# DATASET ROWS start
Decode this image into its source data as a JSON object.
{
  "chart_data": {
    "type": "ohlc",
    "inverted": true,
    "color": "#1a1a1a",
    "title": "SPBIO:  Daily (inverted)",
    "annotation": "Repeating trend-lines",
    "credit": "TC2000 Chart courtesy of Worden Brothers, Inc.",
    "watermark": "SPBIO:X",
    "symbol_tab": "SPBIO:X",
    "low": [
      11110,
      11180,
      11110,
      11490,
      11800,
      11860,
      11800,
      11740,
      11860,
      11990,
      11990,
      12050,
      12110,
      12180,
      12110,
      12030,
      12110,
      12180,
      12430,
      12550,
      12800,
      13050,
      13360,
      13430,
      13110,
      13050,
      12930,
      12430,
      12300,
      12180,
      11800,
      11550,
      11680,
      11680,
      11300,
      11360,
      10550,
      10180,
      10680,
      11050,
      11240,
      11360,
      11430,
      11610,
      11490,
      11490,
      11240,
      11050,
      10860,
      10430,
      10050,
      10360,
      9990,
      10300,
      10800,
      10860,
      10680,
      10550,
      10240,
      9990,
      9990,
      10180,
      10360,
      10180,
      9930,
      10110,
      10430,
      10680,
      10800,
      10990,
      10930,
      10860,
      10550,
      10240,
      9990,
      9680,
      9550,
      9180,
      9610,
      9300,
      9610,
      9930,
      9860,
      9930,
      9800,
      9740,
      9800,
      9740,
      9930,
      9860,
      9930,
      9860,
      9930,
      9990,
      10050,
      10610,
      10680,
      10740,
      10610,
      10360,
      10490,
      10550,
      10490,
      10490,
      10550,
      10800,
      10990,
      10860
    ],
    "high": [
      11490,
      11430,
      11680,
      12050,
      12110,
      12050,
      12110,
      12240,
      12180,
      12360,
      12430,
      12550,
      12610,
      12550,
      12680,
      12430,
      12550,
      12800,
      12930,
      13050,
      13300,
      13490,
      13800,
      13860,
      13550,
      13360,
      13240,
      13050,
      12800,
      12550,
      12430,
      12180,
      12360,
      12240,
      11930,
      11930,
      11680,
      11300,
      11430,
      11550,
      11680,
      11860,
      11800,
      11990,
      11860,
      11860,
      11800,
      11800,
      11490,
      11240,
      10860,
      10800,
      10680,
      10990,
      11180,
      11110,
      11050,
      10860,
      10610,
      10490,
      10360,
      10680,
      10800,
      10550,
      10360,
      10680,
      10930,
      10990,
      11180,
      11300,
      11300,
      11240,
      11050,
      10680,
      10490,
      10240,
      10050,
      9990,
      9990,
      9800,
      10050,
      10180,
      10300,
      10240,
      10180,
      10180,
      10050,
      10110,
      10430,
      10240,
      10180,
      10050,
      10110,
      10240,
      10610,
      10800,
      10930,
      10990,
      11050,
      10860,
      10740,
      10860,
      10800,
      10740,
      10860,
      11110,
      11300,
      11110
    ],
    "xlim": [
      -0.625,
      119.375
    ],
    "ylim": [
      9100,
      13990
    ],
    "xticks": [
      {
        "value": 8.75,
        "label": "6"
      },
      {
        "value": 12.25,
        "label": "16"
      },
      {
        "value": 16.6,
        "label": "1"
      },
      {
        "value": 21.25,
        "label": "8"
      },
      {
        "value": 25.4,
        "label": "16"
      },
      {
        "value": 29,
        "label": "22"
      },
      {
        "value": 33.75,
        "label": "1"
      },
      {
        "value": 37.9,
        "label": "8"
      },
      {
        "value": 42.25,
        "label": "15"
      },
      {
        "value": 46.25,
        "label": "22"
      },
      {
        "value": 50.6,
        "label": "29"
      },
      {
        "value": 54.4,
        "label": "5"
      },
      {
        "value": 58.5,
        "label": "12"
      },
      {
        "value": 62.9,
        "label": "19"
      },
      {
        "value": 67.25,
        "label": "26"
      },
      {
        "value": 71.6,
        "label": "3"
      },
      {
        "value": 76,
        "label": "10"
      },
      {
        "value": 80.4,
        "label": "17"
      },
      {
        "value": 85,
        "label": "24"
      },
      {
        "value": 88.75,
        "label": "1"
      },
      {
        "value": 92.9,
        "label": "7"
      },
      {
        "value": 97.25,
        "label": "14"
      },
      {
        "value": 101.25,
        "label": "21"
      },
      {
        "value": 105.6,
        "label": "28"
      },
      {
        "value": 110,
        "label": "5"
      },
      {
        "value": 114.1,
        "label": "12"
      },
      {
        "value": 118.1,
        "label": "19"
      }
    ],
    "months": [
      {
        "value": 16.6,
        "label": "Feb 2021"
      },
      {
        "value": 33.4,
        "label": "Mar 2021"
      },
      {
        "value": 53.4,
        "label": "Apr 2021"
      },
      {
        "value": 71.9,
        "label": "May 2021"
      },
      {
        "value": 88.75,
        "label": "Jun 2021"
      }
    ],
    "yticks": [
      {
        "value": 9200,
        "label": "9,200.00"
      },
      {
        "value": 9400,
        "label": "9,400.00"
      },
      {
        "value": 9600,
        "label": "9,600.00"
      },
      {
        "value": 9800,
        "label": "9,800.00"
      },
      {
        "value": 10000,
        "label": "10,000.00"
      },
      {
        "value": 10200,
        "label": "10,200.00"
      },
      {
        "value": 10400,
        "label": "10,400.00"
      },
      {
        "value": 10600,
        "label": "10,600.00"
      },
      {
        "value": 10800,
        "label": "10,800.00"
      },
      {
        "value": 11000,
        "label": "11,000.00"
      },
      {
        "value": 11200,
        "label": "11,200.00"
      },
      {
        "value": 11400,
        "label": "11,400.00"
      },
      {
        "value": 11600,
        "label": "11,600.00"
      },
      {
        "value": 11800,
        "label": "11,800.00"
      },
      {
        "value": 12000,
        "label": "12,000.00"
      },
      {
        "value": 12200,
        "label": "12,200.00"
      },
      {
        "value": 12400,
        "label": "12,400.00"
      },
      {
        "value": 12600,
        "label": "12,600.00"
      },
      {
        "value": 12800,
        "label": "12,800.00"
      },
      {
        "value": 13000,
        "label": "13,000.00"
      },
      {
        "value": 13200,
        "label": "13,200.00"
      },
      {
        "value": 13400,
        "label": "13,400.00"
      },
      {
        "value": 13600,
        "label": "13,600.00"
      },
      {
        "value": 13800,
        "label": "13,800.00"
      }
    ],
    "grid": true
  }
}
# DATASET ROWS end
# [WRITTEN EXERCISE]
Copy out every line of the listing that includes the string "inverted".

# [ANSWER]
    "inverted": true,
    "title": "SPBIO:  Daily (inverted)",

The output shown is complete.